*Items*:
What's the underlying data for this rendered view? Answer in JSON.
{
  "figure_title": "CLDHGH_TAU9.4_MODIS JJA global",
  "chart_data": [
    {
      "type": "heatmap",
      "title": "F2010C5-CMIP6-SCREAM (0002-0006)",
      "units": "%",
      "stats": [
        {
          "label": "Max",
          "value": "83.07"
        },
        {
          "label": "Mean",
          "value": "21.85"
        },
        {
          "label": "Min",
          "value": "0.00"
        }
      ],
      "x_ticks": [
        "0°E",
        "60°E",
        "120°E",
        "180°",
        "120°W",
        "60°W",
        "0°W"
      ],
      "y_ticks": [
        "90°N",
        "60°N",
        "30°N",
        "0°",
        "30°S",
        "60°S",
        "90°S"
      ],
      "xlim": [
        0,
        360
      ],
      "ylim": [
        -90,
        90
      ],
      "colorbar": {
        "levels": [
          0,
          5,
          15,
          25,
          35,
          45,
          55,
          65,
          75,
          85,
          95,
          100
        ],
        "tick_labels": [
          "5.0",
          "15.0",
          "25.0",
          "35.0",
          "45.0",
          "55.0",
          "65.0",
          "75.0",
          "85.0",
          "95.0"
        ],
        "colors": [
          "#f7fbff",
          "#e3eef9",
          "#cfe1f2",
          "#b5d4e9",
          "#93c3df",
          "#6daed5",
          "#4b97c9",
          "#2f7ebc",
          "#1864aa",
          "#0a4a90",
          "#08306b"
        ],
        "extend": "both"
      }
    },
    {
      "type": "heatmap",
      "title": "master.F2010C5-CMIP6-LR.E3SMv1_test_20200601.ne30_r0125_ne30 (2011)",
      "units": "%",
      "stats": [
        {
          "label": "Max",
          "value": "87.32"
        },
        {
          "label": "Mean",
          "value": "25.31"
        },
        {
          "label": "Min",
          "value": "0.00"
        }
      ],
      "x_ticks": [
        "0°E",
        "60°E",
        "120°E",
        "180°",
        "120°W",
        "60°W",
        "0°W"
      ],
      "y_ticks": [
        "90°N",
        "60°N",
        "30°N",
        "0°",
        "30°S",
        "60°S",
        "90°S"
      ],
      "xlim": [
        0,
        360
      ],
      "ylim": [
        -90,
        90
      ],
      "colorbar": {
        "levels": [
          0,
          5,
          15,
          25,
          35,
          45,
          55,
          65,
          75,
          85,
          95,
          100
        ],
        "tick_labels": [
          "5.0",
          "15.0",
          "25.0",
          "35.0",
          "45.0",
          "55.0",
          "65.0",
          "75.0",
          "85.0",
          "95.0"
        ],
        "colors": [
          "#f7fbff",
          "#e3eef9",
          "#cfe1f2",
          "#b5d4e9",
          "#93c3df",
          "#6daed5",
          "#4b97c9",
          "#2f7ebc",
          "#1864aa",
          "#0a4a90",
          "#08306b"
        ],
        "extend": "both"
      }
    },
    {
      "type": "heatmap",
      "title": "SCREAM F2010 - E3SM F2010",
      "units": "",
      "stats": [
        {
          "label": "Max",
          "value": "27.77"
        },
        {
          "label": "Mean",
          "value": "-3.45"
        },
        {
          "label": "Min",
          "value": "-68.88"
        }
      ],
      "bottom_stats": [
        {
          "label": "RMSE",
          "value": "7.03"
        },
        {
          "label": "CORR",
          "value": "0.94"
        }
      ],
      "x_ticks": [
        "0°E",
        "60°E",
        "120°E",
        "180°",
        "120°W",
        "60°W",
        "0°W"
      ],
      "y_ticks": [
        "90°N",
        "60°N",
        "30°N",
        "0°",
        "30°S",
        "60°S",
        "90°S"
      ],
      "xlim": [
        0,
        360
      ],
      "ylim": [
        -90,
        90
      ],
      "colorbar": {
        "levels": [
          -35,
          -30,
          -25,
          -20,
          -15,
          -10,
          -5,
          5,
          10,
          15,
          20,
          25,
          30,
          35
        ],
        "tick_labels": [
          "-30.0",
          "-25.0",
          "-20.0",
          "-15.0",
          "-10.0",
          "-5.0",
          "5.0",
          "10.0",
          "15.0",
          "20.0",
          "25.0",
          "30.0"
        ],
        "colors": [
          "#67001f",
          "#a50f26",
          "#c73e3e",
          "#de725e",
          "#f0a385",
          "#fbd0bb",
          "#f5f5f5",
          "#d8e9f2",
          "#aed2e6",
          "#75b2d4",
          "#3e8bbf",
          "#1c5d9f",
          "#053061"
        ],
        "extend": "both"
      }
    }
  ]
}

*Set exercise*:
Scan the material above and determine how many lines include the word "value"; report only the number.

*Solved problem*:
11